- **EXERCISE PROMPT**
Provide only the number of lines in the data below that contain the string "multi".

════

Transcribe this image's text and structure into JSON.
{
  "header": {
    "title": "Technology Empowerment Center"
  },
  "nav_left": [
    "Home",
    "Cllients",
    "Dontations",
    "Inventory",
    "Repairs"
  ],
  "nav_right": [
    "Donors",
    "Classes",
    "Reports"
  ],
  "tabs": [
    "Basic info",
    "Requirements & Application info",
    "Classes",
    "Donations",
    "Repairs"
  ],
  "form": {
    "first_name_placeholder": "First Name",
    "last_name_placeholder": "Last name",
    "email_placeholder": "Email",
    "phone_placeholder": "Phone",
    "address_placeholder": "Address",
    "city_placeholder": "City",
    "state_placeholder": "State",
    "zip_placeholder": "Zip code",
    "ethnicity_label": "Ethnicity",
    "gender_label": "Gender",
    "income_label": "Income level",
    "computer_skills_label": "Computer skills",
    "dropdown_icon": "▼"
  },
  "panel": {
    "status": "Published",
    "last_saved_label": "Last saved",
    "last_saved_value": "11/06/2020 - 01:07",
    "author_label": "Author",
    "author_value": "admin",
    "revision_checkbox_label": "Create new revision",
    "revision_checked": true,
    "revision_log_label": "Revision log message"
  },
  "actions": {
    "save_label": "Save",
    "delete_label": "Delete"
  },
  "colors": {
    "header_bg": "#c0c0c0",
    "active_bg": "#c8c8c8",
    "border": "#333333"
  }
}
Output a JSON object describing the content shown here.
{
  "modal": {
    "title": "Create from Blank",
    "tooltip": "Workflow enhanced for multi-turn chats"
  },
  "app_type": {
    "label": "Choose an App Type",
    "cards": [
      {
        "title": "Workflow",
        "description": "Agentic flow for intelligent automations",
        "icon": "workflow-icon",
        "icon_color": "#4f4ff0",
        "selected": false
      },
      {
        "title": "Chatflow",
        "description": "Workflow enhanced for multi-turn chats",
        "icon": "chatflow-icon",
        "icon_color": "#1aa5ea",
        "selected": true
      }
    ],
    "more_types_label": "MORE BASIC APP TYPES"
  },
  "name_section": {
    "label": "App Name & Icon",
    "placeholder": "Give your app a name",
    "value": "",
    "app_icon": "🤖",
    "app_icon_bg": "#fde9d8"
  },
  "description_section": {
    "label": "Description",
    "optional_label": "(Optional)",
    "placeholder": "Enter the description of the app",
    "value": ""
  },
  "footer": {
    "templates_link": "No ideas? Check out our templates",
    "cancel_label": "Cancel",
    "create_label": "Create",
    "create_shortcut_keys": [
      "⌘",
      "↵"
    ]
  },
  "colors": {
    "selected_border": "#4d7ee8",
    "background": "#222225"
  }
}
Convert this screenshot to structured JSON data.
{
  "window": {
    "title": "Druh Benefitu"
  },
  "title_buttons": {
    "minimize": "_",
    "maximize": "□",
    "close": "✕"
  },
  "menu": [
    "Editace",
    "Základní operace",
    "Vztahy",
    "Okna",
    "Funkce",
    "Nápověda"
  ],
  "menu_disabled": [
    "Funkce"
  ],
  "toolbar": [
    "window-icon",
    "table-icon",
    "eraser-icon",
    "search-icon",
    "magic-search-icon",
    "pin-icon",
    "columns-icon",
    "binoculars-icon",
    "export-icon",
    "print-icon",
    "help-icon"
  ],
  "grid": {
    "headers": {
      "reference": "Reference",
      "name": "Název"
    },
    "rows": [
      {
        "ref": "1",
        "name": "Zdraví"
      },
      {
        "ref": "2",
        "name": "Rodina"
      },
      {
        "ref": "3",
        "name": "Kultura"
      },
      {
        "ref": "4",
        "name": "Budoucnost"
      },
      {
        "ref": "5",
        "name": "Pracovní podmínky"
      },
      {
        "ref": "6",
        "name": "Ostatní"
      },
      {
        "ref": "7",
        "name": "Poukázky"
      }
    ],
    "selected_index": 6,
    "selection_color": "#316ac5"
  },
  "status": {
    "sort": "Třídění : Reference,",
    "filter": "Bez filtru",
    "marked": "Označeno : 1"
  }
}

════

- **EXERCISE RESPONSE**
2